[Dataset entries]

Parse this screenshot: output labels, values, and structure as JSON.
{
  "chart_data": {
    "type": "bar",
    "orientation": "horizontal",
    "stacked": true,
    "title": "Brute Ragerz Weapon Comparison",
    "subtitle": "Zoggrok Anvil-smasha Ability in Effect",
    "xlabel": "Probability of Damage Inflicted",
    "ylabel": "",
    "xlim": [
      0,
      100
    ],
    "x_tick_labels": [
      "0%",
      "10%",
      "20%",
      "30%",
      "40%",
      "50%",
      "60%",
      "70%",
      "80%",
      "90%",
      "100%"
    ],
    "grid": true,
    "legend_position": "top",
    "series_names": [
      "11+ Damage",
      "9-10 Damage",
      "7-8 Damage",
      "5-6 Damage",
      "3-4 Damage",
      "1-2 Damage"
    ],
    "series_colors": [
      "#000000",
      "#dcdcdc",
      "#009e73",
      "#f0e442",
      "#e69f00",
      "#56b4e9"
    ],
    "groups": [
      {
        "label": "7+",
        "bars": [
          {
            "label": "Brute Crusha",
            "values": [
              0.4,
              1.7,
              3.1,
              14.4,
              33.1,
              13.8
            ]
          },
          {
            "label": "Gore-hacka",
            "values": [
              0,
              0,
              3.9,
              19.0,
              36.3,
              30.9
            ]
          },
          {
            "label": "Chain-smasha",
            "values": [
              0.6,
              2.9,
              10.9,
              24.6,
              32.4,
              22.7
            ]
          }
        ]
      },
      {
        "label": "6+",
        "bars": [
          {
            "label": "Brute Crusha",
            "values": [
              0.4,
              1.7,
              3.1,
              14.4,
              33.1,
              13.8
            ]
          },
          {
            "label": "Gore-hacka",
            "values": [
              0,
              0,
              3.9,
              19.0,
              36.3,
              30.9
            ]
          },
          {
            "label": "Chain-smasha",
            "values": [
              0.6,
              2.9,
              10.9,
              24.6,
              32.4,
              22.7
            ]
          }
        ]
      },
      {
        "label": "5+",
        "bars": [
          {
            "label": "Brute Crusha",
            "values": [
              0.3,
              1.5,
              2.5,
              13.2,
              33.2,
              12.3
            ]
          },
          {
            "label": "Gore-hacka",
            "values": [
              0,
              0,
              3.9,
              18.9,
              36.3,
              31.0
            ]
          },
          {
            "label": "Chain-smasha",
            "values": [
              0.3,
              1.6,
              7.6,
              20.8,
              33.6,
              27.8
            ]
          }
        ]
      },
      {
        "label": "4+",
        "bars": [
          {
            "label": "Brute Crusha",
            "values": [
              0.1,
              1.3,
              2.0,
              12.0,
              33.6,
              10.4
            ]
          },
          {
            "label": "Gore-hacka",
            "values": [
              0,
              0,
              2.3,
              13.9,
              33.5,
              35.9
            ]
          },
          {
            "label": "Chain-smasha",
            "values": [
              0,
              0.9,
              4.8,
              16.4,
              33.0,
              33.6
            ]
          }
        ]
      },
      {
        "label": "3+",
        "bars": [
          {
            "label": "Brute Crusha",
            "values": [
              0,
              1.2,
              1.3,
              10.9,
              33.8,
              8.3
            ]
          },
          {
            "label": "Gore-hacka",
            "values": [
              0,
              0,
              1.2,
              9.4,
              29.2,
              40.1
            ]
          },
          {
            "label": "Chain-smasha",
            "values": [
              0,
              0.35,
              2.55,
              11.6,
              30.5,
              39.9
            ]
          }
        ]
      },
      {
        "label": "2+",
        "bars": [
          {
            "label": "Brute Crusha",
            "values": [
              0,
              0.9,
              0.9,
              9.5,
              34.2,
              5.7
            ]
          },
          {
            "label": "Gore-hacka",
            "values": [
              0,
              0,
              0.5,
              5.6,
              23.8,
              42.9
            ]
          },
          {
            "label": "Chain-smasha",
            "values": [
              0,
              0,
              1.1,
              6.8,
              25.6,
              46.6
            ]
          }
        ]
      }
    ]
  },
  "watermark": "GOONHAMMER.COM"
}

**Task:** Each record should come back exactly as written.

**The response:**
Parse this screenshot: output labels, values, and structure as JSON.
{
  "chart_data": {
    "type": "bar",
    "orientation": "horizontal",
    "stacked": true,
    "title": "Brute Ragerz Weapon Comparison",
    "subtitle": "Zoggrok Anvil-smasha Ability in Effect",
    "xlabel": "Probability of Damage Inflicted",
    "ylabel": "",
    "xlim": [
      0,
      100
    ],
    "x_tick_labels": [
      "0%",
      "10%",
      "20%",
      "30%",
      "40%",
      "50%",
      "60%",
      "70%",
      "80%",
      "90%",
      "100%"
    ],
    "grid": true,
    "legend_position": "top",
    "series_names": [
      "11+ Damage",
      "9-10 Damage",
      "7-8 Damage",
      "5-6 Damage",
      "3-4 Damage",
      "1-2 Damage"
    ],
    "series_colors": [
      "#000000",
      "#dcdcdc",
      "#009e73",
      "#f0e442",
      "#e69f00",
      "#56b4e9"
    ],
    "groups": [
      {
        "label": "7+",
        "bars": [
          {
            "label": "Brute Crusha",
            "values": [
              0.4,
              1.7,
              3.1,
              14.4,
              33.1,
              13.8
            ]
          },
          {
            "label": "Gore-hacka",
            "values": [
              0,
              0,
              3.9,
              19.0,
              36.3,
              30.9
            ]
          },
          {
            "label": "Chain-smasha",
            "values": [
              0.6,
              2.9,
              10.9,
              24.6,
              32.4,
              22.7
            ]
          }
        ]
      },
      {
        "label": "6+",
        "bars": [
          {
            "label": "Brute Crusha",
            "values": [
              0.4,
              1.7,
              3.1,
              14.4,
              33.1,
              13.8
            ]
          },
          {
            "label": "Gore-hacka",
            "values": [
              0,
              0,
              3.9,
              19.0,
              36.3,
              30.9
            ]
          },
          {
            "label": "Chain-smasha",
            "values": [
              0.6,
              2.9,
              10.9,
              24.6,
              32.4,
              22.7
            ]
          }
        ]
      },
      {
        "label": "5+",
        "bars": [
          {
            "label": "Brute Crusha",
            "values": [
              0.3,
              1.5,
              2.5,
              13.2,
              33.2,
              12.3
            ]
          },
          {
            "label": "Gore-hacka",
            "values": [
              0,
              0,
              3.9,
              18.9,
              36.3,
              31.0
            ]
          },
          {
            "label": "Chain-smasha",
            "values": [
              0.3,
              1.6,
              7.6,
              20.8,
              33.6,
              27.8
            ]
          }
        ]
      },
      {
        "label": "4+",
        "bars": [
          {
            "label": "Brute Crusha",
            "values": [
              0.1,
              1.3,
              2.0,
              12.0,
              33.6,
              10.4
            ]
          },
          {
            "label": "Gore-hacka",
            "values": [
              0,
              0,
              2.3,
              13.9,
              33.5,
              35.9
            ]
          },
          {
            "label": "Chain-smasha",
            "values": [
              0,
              0.9,
              4.8,
              16.4,
              33.0,
              33.6
            ]
          }
        ]
      },
      {
        "label": "3+",
        "bars": [
          {
            "label": "Brute Crusha",
            "values": [
              0,
              1.2,
              1.3,
              10.9,
              33.8,
              8.3
            ]
          },
          {
            "label": "Gore-hacka",
            "values": [
              0,
              0,
              1.2,
              9.4,
              29.2,
              40.1
            ]
          },
          {
            "label": "Chain-smasha",
            "values": [
              0,
              0.35,
              2.55,
              11.6,
              30.5,
              39.9
            ]
          }
        ]
      },
      {
        "label": "2+",
        "bars": [
          {
            "label": "Brute Crusha",
            "values": [
              0,
              0.9,
              0.9,
              9.5,
              34.2,
              5.7
            ]
          },
          {
            "label": "Gore-hacka",
            "values": [
              0,
              0,
              0.5,
              5.6,
              23.8,
              42.9
            ]
          },
          {
            "label": "Chain-smasha",
            "values": [
              0,
              0,
              1.1,
              6.8,
              25.6,
              46.6
            ]
          }
        ]
      }
    ]
  },
  "watermark": "GOONHAMMER.COM"
}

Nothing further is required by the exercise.